Required task:
Set the following entries down again exactly, line by line.

Supplied material:
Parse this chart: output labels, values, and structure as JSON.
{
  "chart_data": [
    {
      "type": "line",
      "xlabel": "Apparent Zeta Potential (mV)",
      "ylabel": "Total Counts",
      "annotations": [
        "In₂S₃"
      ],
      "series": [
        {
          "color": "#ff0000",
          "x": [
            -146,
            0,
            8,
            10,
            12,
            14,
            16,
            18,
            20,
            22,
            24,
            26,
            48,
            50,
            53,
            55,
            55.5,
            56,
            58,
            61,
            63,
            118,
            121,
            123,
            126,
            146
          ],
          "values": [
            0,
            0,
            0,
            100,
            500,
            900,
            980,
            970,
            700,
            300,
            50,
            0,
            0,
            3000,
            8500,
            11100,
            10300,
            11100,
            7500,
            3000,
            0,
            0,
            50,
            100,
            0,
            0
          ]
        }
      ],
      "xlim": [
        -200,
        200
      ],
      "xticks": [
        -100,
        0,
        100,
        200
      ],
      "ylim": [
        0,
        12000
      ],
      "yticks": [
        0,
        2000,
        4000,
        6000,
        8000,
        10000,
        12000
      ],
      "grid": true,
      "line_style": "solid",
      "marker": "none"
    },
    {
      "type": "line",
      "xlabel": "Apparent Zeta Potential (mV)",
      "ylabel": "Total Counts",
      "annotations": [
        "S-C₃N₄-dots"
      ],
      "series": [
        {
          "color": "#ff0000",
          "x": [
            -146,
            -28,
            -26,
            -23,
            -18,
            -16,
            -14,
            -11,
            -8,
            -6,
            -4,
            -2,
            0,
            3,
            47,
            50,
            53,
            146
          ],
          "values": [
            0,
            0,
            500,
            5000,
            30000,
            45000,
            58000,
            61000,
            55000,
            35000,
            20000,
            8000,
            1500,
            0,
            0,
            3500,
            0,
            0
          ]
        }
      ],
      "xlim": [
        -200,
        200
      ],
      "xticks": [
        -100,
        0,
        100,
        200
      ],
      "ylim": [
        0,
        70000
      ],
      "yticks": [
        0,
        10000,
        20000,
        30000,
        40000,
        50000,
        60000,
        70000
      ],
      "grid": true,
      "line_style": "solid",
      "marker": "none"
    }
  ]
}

Correct answer:
Parse this chart: output labels, values, and structure as JSON.
{
  "chart_data": [
    {
      "type": "line",
      "xlabel": "Apparent Zeta Potential (mV)",
      "ylabel": "Total Counts",
      "annotations": [
        "In₂S₃"
      ],
      "series": [
        {
          "color": "#ff0000",
          "x": [
            -146,
            0,
            8,
            10,
            12,
            14,
            16,
            18,
            20,
            22,
            24,
            26,
            48,
            50,
            53,
            55,
            55.5,
            56,
            58,
            61,
            63,
            118,
            121,
            123,
            126,
            146
          ],
          "values": [
            0,
            0,
            0,
            100,
            500,
            900,
            980,
            970,
            700,
            300,
            50,
            0,
            0,
            3000,
            8500,
            11100,
            10300,
            11100,
            7500,
            3000,
            0,
            0,
            50,
            100,
            0,
            0
          ]
        }
      ],
      "xlim": [
        -200,
        200
      ],
      "xticks": [
        -100,
        0,
        100,
        200
      ],
      "ylim": [
        0,
        12000
      ],
      "yticks": [
        0,
        2000,
        4000,
        6000,
        8000,
        10000,
        12000
      ],
      "grid": true,
      "line_style": "solid",
      "marker": "none"
    },
    {
      "type": "line",
      "xlabel": "Apparent Zeta Potential (mV)",
      "ylabel": "Total Counts",
      "annotations": [
        "S-C₃N₄-dots"
      ],
      "series": [
        {
          "color": "#ff0000",
          "x": [
            -146,
            -28,
            -26,
            -23,
            -18,
            -16,
            -14,
            -11,
            -8,
            -6,
            -4,
            -2,
            0,
            3,
            47,
            50,
            53,
            146
          ],
          "values": [
            0,
            0,
            500,
            5000,
            30000,
            45000,
            58000,
            61000,
            55000,
            35000,
            20000,
            8000,
            1500,
            0,
            0,
            3500,
            0,
            0
          ]
        }
      ],
      "xlim": [
        -200,
        200
      ],
      "xticks": [
        -100,
        0,
        100,
        200
      ],
      "ylim": [
        0,
        70000
      ],
      "yticks": [
        0,
        10000,
        20000,
        30000,
        40000,
        50000,
        60000,
        70000
      ],
      "grid": true,
      "line_style": "solid",
      "marker": "none"
    }
  ]
}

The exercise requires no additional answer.